Repeat each line of the material exactly.

* * * *

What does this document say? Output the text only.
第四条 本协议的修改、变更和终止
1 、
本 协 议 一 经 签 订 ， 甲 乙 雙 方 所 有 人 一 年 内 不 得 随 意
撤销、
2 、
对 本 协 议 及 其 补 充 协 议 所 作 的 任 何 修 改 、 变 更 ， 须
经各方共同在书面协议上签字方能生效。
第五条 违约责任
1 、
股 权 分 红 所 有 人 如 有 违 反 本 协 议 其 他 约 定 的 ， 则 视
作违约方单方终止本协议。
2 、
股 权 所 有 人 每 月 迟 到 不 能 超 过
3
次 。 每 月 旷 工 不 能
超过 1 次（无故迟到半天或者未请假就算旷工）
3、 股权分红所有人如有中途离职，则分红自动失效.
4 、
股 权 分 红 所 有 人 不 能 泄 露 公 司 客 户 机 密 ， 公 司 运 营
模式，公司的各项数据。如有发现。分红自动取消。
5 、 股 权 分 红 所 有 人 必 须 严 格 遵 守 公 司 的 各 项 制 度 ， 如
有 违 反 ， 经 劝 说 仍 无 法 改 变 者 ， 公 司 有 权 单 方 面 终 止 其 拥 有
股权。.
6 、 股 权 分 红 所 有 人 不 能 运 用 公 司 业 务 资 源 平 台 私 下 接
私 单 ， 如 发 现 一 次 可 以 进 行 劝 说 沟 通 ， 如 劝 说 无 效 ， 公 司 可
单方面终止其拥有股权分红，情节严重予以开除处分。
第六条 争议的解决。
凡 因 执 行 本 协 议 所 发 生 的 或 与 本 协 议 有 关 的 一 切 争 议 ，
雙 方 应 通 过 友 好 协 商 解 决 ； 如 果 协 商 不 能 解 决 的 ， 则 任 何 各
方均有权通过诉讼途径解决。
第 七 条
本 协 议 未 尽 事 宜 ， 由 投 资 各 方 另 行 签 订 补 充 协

* * * *

ANSWER IN FULL =
What does this document say? Output the text only.
第四条 本协议的修改、变更和终止
1 、
本 协 议 一 经 签 订 ， 甲 乙 雙 方 所 有 人 一 年 内 不 得 随 意
撤销、
2 、
对 本 协 议 及 其 补 充 协 议 所 作 的 任 何 修 改 、 变 更 ， 须
经各方共同在书面协议上签字方能生效。
第五条 违约责任
1 、
股 权 分 红 所 有 人 如 有 违 反 本 协 议 其 他 约 定 的 ， 则 视
作违约方单方终止本协议。
2 、
股 权 所 有 人 每 月 迟 到 不 能 超 过
3
次 。 每 月 旷 工 不 能
超过 1 次（无故迟到半天或者未请假就算旷工）
3、 股权分红所有人如有中途离职，则分红自动失效.
4 、
股 权 分 红 所 有 人 不 能 泄 露 公 司 客 户 机 密 ， 公 司 运 营
模式，公司的各项数据。如有发现。分红自动取消。
5 、 股 权 分 红 所 有 人 必 须 严 格 遵 守 公 司 的 各 项 制 度 ， 如
有 违 反 ， 经 劝 说 仍 无 法 改 变 者 ， 公 司 有 权 单 方 面 终 止 其 拥 有
股权。.
6 、 股 权 分 红 所 有 人 不 能 运 用 公 司 业 务 资 源 平 台 私 下 接
私 单 ， 如 发 现 一 次 可 以 进 行 劝 说 沟 通 ， 如 劝 说 无 效 ， 公 司 可
单方面终止其拥有股权分红，情节严重予以开除处分。
第六条 争议的解决。
凡 因 执 行 本 协 议 所 发 生 的 或 与 本 协 议 有 关 的 一 切 争 议 ，
雙 方 应 通 过 友 好 协 商 解 决 ； 如 果 协 商 不 能 解 决 的 ， 则 任 何 各
方均有权通过诉讼途径解决。
第 七 条
本 协 议 未 尽 事 宜 ， 由 投 资 各 方 另 行 签 订 补 充 协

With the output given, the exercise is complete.